---- MATERIAL PROVIDED

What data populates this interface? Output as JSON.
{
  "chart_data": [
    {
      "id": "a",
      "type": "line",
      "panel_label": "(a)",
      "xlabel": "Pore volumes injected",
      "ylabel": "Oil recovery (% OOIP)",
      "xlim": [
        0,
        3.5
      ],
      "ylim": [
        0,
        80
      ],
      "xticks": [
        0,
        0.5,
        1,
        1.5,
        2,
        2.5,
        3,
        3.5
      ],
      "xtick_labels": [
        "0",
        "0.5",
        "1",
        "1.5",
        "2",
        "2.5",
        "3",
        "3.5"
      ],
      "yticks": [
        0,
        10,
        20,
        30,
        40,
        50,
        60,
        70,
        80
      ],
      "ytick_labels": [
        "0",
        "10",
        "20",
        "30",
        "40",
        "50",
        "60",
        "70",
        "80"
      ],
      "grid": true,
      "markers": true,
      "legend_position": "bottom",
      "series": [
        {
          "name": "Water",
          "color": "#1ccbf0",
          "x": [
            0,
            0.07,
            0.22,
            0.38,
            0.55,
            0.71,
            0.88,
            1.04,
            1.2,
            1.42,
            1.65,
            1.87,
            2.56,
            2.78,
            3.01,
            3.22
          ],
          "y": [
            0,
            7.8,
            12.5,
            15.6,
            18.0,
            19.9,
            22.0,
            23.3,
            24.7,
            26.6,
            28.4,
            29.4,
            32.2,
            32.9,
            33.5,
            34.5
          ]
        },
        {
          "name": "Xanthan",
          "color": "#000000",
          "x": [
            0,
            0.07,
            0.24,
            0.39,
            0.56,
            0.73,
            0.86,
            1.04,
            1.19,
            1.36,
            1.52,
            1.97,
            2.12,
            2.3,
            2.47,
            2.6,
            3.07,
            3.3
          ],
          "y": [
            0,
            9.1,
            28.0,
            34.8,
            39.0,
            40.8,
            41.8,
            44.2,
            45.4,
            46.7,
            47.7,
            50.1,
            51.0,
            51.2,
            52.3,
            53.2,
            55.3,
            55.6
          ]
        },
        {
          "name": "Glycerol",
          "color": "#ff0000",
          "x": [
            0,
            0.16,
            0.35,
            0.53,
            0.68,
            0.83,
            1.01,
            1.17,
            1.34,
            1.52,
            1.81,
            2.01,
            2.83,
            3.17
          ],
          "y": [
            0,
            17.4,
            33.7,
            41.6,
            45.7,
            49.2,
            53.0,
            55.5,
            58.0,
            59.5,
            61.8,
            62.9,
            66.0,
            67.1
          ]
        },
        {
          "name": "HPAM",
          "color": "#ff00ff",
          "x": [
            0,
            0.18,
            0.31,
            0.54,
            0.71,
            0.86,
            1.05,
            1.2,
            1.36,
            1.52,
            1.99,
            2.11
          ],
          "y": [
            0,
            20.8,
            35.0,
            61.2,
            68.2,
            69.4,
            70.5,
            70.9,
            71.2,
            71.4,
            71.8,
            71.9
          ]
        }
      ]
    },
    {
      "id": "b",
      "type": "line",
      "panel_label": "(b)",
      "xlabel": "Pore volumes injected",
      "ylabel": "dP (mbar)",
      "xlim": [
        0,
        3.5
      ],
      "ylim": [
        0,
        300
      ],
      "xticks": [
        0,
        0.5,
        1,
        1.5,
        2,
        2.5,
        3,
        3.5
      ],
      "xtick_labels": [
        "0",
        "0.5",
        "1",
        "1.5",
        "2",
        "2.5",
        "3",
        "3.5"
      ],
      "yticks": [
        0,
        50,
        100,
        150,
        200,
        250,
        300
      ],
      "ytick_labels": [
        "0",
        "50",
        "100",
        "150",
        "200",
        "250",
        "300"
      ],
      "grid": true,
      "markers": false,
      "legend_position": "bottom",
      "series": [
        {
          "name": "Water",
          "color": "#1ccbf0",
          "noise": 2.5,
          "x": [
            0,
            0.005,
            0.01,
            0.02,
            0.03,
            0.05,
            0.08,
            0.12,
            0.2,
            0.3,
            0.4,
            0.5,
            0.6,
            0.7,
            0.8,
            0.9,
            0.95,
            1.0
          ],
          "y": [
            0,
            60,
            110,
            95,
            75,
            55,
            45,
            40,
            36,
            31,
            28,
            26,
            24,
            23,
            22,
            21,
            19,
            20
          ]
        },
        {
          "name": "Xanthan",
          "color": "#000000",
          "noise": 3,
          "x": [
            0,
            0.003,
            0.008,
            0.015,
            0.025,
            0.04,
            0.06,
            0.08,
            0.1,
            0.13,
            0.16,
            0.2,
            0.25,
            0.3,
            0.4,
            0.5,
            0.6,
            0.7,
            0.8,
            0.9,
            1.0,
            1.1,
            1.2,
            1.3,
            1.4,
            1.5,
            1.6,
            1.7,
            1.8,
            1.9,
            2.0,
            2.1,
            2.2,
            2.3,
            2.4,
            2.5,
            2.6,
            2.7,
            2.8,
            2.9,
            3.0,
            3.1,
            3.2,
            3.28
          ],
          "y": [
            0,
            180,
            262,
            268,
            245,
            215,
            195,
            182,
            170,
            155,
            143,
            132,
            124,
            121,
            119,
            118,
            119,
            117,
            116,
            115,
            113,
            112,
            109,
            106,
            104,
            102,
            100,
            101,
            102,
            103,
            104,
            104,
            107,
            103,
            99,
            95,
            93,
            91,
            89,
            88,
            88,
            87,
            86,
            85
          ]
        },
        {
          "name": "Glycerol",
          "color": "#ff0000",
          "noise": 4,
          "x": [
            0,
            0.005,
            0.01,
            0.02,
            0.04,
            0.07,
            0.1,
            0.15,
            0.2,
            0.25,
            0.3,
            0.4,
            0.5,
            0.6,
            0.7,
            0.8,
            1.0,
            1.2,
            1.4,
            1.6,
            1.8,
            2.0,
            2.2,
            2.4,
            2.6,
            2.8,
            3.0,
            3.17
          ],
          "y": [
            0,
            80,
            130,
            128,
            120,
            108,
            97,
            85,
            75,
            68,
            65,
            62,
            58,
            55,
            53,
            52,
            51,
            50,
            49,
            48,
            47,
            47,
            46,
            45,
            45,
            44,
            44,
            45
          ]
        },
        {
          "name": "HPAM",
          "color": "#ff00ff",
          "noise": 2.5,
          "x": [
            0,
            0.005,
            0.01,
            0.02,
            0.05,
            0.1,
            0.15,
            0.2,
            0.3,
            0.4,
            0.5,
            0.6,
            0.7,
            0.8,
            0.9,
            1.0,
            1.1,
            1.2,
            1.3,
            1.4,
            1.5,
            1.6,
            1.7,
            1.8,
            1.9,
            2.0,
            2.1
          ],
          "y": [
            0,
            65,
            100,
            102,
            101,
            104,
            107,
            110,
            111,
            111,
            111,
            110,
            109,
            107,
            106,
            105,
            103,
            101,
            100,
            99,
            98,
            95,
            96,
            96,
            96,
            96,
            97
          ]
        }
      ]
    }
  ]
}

--------

### TASK INSTRUCTIONS:
Restate all of the entries exactly, please.

### RIGHT ANSWER:
What data populates this interface? Output as JSON.
{
  "chart_data": [
    {
      "id": "a",
      "type": "line",
      "panel_label": "(a)",
      "xlabel": "Pore volumes injected",
      "ylabel": "Oil recovery (% OOIP)",
      "xlim": [
        0,
        3.5
      ],
      "ylim": [
        0,
        80
      ],
      "xticks": [
        0,
        0.5,
        1,
        1.5,
        2,
        2.5,
        3,
        3.5
      ],
      "xtick_labels": [
        "0",
        "0.5",
        "1",
        "1.5",
        "2",
        "2.5",
        "3",
        "3.5"
      ],
      "yticks": [
        0,
        10,
        20,
        30,
        40,
        50,
        60,
        70,
        80
      ],
      "ytick_labels": [
        "0",
        "10",
        "20",
        "30",
        "40",
        "50",
        "60",
        "70",
        "80"
      ],
      "grid": true,
      "markers": true,
      "legend_position": "bottom",
      "series": [
        {
          "name": "Water",
          "color": "#1ccbf0",
          "x": [
            0,
            0.07,
            0.22,
            0.38,
            0.55,
            0.71,
            0.88,
            1.04,
            1.2,
            1.42,
            1.65,
            1.87,
            2.56,
            2.78,
            3.01,
            3.22
          ],
          "y": [
            0,
            7.8,
            12.5,
            15.6,
            18.0,
            19.9,
            22.0,
            23.3,
            24.7,
            26.6,
            28.4,
            29.4,
            32.2,
            32.9,
            33.5,
            34.5
          ]
        },
        {
          "name": "Xanthan",
          "color": "#000000",
          "x": [
            0,
            0.07,
            0.24,
            0.39,
            0.56,
            0.73,
            0.86,
            1.04,
            1.19,
            1.36,
            1.52,
            1.97,
            2.12,
            2.3,
            2.47,
            2.6,
            3.07,
            3.3
          ],
          "y": [
            0,
            9.1,
            28.0,
            34.8,
            39.0,
            40.8,
            41.8,
            44.2,
            45.4,
            46.7,
            47.7,
            50.1,
            51.0,
            51.2,
            52.3,
            53.2,
            55.3,
            55.6
          ]
        },
        {
          "name": "Glycerol",
          "color": "#ff0000",
          "x": [
            0,
            0.16,
            0.35,
            0.53,
            0.68,
            0.83,
            1.01,
            1.17,
            1.34,
            1.52,
            1.81,
            2.01,
            2.83,
            3.17
          ],
          "y": [
            0,
            17.4,
            33.7,
            41.6,
            45.7,
            49.2,
            53.0,
            55.5,
            58.0,
            59.5,
            61.8,
            62.9,
            66.0,
            67.1
          ]
        },
        {
          "name": "HPAM",
          "color": "#ff00ff",
          "x": [
            0,
            0.18,
            0.31,
            0.54,
            0.71,
            0.86,
            1.05,
            1.2,
            1.36,
            1.52,
            1.99,
            2.11
          ],
          "y": [
            0,
            20.8,
            35.0,
            61.2,
            68.2,
            69.4,
            70.5,
            70.9,
            71.2,
            71.4,
            71.8,
            71.9
          ]
        }
      ]
    },
    {
      "id": "b",
      "type": "line",
      "panel_label": "(b)",
      "xlabel": "Pore volumes injected",
      "ylabel": "dP (mbar)",
      "xlim": [
        0,
        3.5
      ],
      "ylim": [
        0,
        300
      ],
      "xticks": [
        0,
        0.5,
        1,
        1.5,
        2,
        2.5,
        3,
        3.5
      ],
      "xtick_labels": [
        "0",
        "0.5",
        "1",
        "1.5",
        "2",
        "2.5",
        "3",
        "3.5"
      ],
      "yticks": [
        0,
        50,
        100,
        150,
        200,
        250,
        300
      ],
      "ytick_labels": [
        "0",
        "50",
        "100",
        "150",
        "200",
        "250",
        "300"
      ],
      "grid": true,
      "markers": false,
      "legend_position": "bottom",
      "series": [
        {
          "name": "Water",
          "color": "#1ccbf0",
          "noise": 2.5,
          "x": [
            0,
            0.005,
            0.01,
            0.02,
            0.03,
            0.05,
            0.08,
            0.12,
            0.2,
            0.3,
            0.4,
            0.5,
            0.6,
            0.7,
            0.8,
            0.9,
            0.95,
            1.0
          ],
          "y": [
            0,
            60,
            110,
            95,
            75,
            55,
            45,
            40,
            36,
            31,
            28,
            26,
            24,
            23,
            22,
            21,
            19,
            20
          ]
        },
        {
          "name": "Xanthan",
          "color": "#000000",
          "noise": 3,
          "x": [
            0,
            0.003,
            0.008,
            0.015,
            0.025,
            0.04,
            0.06,
            0.08,
            0.1,
            0.13,
            0.16,
            0.2,
            0.25,
            0.3,
            0.4,
            0.5,
            0.6,
            0.7,
            0.8,
            0.9,
            1.0,
            1.1,
            1.2,
            1.3,
            1.4,
            1.5,
            1.6,
            1.7,
            1.8,
            1.9,
            2.0,
            2.1,
            2.2,
            2.3,
            2.4,
            2.5,
            2.6,
            2.7,
            2.8,
            2.9,
            3.0,
            3.1,
            3.2,
            3.28
          ],
          "y": [
            0,
            180,
            262,
            268,
            245,
            215,
            195,
            182,
            170,
            155,
            143,
            132,
            124,
            121,
            119,
            118,
            119,
            117,
            116,
            115,
            113,
            112,
            109,
            106,
            104,
            102,
            100,
            101,
            102,
            103,
            104,
            104,
            107,
            103,
            99,
            95,
            93,
            91,
            89,
            88,
            88,
            87,
            86,
            85
          ]
        },
        {
          "name": "Glycerol",
          "color": "#ff0000",
          "noise": 4,
          "x": [
            0,
            0.005,
            0.01,
            0.02,
            0.04,
            0.07,
            0.1,
            0.15,
            0.2,
            0.25,
            0.3,
            0.4,
            0.5,
            0.6,
            0.7,
            0.8,
            1.0,
            1.2,
            1.4,
            1.6,
            1.8,
            2.0,
            2.2,
            2.4,
            2.6,
            2.8,
            3.0,
            3.17
          ],
          "y": [
            0,
            80,
            130,
            128,
            120,
            108,
            97,
            85,
            75,
            68,
            65,
            62,
            58,
            55,
            53,
            52,
            51,
            50,
            49,
            48,
            47,
            47,
            46,
            45,
            45,
            44,
            44,
            45
          ]
        },
        {
          "name": "HPAM",
          "color": "#ff00ff",
          "noise": 2.5,
          "x": [
            0,
            0.005,
            0.01,
            0.02,
            0.05,
            0.1,
            0.15,
            0.2,
            0.3,
            0.4,
            0.5,
            0.6,
            0.7,
            0.8,
            0.9,
            1.0,
            1.1,
            1.2,
            1.3,
            1.4,
            1.5,
            1.6,
            1.7,
            1.8,
            1.9,
            2.0,
            2.1
          ],
          "y": [
            0,
            65,
            100,
            102,
            101,
            104,
            107,
            110,
            111,
            111,
            111,
            110,
            109,
            107,
            106,
            105,
            103,
            101,
            100,
            99,
            98,
            95,
            96,
            96,
            96,
            96,
            97
          ]
        }
      ]
    }
  ]
}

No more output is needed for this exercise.